**Requirement**. The entries below should be output exactly as written.
▶
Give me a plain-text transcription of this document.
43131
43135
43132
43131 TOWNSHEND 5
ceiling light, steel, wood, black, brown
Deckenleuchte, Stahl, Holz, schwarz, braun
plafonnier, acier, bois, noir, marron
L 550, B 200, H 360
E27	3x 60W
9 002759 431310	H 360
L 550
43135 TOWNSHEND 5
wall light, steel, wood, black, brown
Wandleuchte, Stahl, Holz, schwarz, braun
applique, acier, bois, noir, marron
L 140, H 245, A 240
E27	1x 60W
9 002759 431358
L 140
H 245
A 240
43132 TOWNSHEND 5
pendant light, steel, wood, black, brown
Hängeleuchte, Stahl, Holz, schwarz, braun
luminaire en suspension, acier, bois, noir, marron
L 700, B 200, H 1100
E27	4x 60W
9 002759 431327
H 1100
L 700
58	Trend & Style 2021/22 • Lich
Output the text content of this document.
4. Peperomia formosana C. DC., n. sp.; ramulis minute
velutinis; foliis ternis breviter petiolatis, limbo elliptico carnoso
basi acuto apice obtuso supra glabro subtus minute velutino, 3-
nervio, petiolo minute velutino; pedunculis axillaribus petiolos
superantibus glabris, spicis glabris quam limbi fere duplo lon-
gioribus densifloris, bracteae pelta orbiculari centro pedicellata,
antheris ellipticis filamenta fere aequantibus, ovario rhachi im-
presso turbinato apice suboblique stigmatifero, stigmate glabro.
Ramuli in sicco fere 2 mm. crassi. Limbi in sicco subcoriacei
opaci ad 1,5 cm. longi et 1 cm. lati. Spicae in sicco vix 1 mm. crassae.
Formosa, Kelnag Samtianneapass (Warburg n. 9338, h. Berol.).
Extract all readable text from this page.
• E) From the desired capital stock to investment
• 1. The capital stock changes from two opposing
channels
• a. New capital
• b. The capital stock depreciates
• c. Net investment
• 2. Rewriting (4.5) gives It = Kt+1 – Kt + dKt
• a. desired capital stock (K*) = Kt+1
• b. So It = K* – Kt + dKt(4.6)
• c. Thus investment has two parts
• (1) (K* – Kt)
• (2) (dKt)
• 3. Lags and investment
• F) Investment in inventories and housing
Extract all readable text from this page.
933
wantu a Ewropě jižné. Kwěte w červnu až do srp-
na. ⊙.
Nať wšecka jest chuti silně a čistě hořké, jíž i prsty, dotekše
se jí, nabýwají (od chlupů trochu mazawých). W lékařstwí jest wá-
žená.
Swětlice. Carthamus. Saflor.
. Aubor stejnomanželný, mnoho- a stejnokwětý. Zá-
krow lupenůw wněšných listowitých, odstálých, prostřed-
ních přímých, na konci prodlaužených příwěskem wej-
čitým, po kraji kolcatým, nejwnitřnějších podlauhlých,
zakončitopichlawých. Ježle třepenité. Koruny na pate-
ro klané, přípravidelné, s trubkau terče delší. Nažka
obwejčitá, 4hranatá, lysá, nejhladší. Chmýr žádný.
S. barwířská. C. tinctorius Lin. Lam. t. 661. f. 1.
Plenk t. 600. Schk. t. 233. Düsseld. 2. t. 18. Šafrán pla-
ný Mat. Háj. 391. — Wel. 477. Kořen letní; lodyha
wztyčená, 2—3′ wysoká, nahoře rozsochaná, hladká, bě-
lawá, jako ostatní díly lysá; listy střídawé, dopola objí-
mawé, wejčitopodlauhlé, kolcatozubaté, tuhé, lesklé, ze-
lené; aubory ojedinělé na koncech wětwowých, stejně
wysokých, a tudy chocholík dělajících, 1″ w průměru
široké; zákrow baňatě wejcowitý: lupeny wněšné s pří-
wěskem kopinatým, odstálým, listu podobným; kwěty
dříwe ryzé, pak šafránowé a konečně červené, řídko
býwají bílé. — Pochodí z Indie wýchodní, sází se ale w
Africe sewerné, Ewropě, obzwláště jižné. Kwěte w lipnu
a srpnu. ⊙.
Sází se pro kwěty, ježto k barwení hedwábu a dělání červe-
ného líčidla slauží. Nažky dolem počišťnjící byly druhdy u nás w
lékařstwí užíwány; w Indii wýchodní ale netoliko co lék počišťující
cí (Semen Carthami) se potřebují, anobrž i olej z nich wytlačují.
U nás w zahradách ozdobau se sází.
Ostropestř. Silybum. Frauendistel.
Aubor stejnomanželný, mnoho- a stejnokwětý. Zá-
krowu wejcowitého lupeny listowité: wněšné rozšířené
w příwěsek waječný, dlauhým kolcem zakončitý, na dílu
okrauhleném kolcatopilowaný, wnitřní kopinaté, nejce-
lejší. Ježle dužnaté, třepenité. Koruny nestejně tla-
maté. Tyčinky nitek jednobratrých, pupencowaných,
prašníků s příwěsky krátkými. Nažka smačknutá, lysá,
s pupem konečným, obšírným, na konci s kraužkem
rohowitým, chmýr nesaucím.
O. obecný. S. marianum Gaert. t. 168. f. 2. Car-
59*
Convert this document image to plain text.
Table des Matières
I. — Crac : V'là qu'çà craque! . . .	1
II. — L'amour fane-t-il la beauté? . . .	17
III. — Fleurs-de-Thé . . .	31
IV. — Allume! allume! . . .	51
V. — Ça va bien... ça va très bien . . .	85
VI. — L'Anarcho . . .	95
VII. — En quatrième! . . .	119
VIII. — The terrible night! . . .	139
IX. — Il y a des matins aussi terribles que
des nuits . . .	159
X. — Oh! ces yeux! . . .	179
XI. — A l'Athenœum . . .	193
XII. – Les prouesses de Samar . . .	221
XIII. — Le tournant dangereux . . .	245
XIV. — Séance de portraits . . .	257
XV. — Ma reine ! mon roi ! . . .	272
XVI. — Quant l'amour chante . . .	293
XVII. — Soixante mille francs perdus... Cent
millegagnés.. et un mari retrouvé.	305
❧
◀
**Answer to this exercise**.
Give me a plain-text transcription of this document.
43131
43135
43132
43131 TOWNSHEND 5
ceiling light, steel, wood, black, brown
Deckenleuchte, Stahl, Holz, schwarz, braun
plafonnier, acier, bois, noir, marron
L 550, B 200, H 360
E27	3x 60W
9 002759 431310	H 360
L 550
43135 TOWNSHEND 5
wall light, steel, wood, black, brown
Wandleuchte, Stahl, Holz, schwarz, braun
applique, acier, bois, noir, marron
L 140, H 245, A 240
E27	1x 60W
9 002759 431358
L 140
H 245
A 240
43132 TOWNSHEND 5
pendant light, steel, wood, black, brown
Hängeleuchte, Stahl, Holz, schwarz, braun
luminaire en suspension, acier, bois, noir, marron
L 700, B 200, H 1100
E27	4x 60W
9 002759 431327
H 1100
L 700
58	Trend & Style 2021/22 • Lich
Output the text content of this document.
4. Peperomia formosana C. DC., n. sp.; ramulis minute
velutinis; foliis ternis breviter petiolatis, limbo elliptico carnoso
basi acuto apice obtuso supra glabro subtus minute velutino, 3-
nervio, petiolo minute velutino; pedunculis axillaribus petiolos
superantibus glabris, spicis glabris quam limbi fere duplo lon-
gioribus densifloris, bracteae pelta orbiculari centro pedicellata,
antheris ellipticis filamenta fere aequantibus, ovario rhachi im-
presso turbinato apice suboblique stigmatifero, stigmate glabro.
Ramuli in sicco fere 2 mm. crassi. Limbi in sicco subcoriacei
opaci ad 1,5 cm. longi et 1 cm. lati. Spicae in sicco vix 1 mm. crassae.
Formosa, Kelnag Samtianneapass (Warburg n. 9338, h. Berol.).
Extract all readable text from this page.
• E) From the desired capital stock to investment
• 1. The capital stock changes from two opposing
channels
• a. New capital
• b. The capital stock depreciates
• c. Net investment
• 2. Rewriting (4.5) gives It = Kt+1 – Kt + dKt
• a. desired capital stock (K*) = Kt+1
• b. So It = K* – Kt + dKt(4.6)
• c. Thus investment has two parts
• (1) (K* – Kt)
• (2) (dKt)
• 3. Lags and investment
• F) Investment in inventories and housing
Extract all readable text from this page.
933
wantu a Ewropě jižné. Kwěte w červnu až do srp-
na. ⊙.
Nať wšecka jest chuti silně a čistě hořké, jíž i prsty, dotekše
se jí, nabýwají (od chlupů trochu mazawých). W lékařstwí jest wá-
žená.
Swětlice. Carthamus. Saflor.
. Aubor stejnomanželný, mnoho- a stejnokwětý. Zá-
krow lupenůw wněšných listowitých, odstálých, prostřed-
ních přímých, na konci prodlaužených příwěskem wej-
čitým, po kraji kolcatým, nejwnitřnějších podlauhlých,
zakončitopichlawých. Ježle třepenité. Koruny na pate-
ro klané, přípravidelné, s trubkau terče delší. Nažka
obwejčitá, 4hranatá, lysá, nejhladší. Chmýr žádný.
S. barwířská. C. tinctorius Lin. Lam. t. 661. f. 1.
Plenk t. 600. Schk. t. 233. Düsseld. 2. t. 18. Šafrán pla-
ný Mat. Háj. 391. — Wel. 477. Kořen letní; lodyha
wztyčená, 2—3′ wysoká, nahoře rozsochaná, hladká, bě-
lawá, jako ostatní díly lysá; listy střídawé, dopola objí-
mawé, wejčitopodlauhlé, kolcatozubaté, tuhé, lesklé, ze-
lené; aubory ojedinělé na koncech wětwowých, stejně
wysokých, a tudy chocholík dělajících, 1″ w průměru
široké; zákrow baňatě wejcowitý: lupeny wněšné s pří-
wěskem kopinatým, odstálým, listu podobným; kwěty
dříwe ryzé, pak šafránowé a konečně červené, řídko
býwají bílé. — Pochodí z Indie wýchodní, sází se ale w
Africe sewerné, Ewropě, obzwláště jižné. Kwěte w lipnu
a srpnu. ⊙.
Sází se pro kwěty, ježto k barwení hedwábu a dělání červe-
ného líčidla slauží. Nažky dolem počišťnjící byly druhdy u nás w
lékařstwí užíwány; w Indii wýchodní ale netoliko co lék počišťující
cí (Semen Carthami) se potřebují, anobrž i olej z nich wytlačují.
U nás w zahradách ozdobau se sází.
Ostropestř. Silybum. Frauendistel.
Aubor stejnomanželný, mnoho- a stejnokwětý. Zá-
krowu wejcowitého lupeny listowité: wněšné rozšířené
w příwěsek waječný, dlauhým kolcem zakončitý, na dílu
okrauhleném kolcatopilowaný, wnitřní kopinaté, nejce-
lejší. Ježle dužnaté, třepenité. Koruny nestejně tla-
maté. Tyčinky nitek jednobratrých, pupencowaných,
prašníků s příwěsky krátkými. Nažka smačknutá, lysá,
s pupem konečným, obšírným, na konci s kraužkem
rohowitým, chmýr nesaucím.
O. obecný. S. marianum Gaert. t. 168. f. 2. Car-
59*
Convert this document image to plain text.
Table des Matières
I. — Crac : V'là qu'çà craque! . . .	1
II. — L'amour fane-t-il la beauté? . . .	17
III. — Fleurs-de-Thé . . .	31
IV. — Allume! allume! . . .	51
V. — Ça va bien... ça va très bien . . .	85
VI. — L'Anarcho . . .	95
VII. — En quatrième! . . .	119
VIII. — The terrible night! . . .	139
IX. — Il y a des matins aussi terribles que
des nuits . . .	159
X. — Oh! ces yeux! . . .	179
XI. — A l'Athenœum . . .	193
XII. – Les prouesses de Samar . . .	221
XIII. — Le tournant dangereux . . .	245
XIV. — Séance de portraits . . .	257
XV. — Ma reine ! mon roi ! . . .	272
XVI. — Quant l'amour chante . . .	293
XVII. — Soixante mille francs perdus... Cent
millegagnés.. et un mari retrouvé.	305
❧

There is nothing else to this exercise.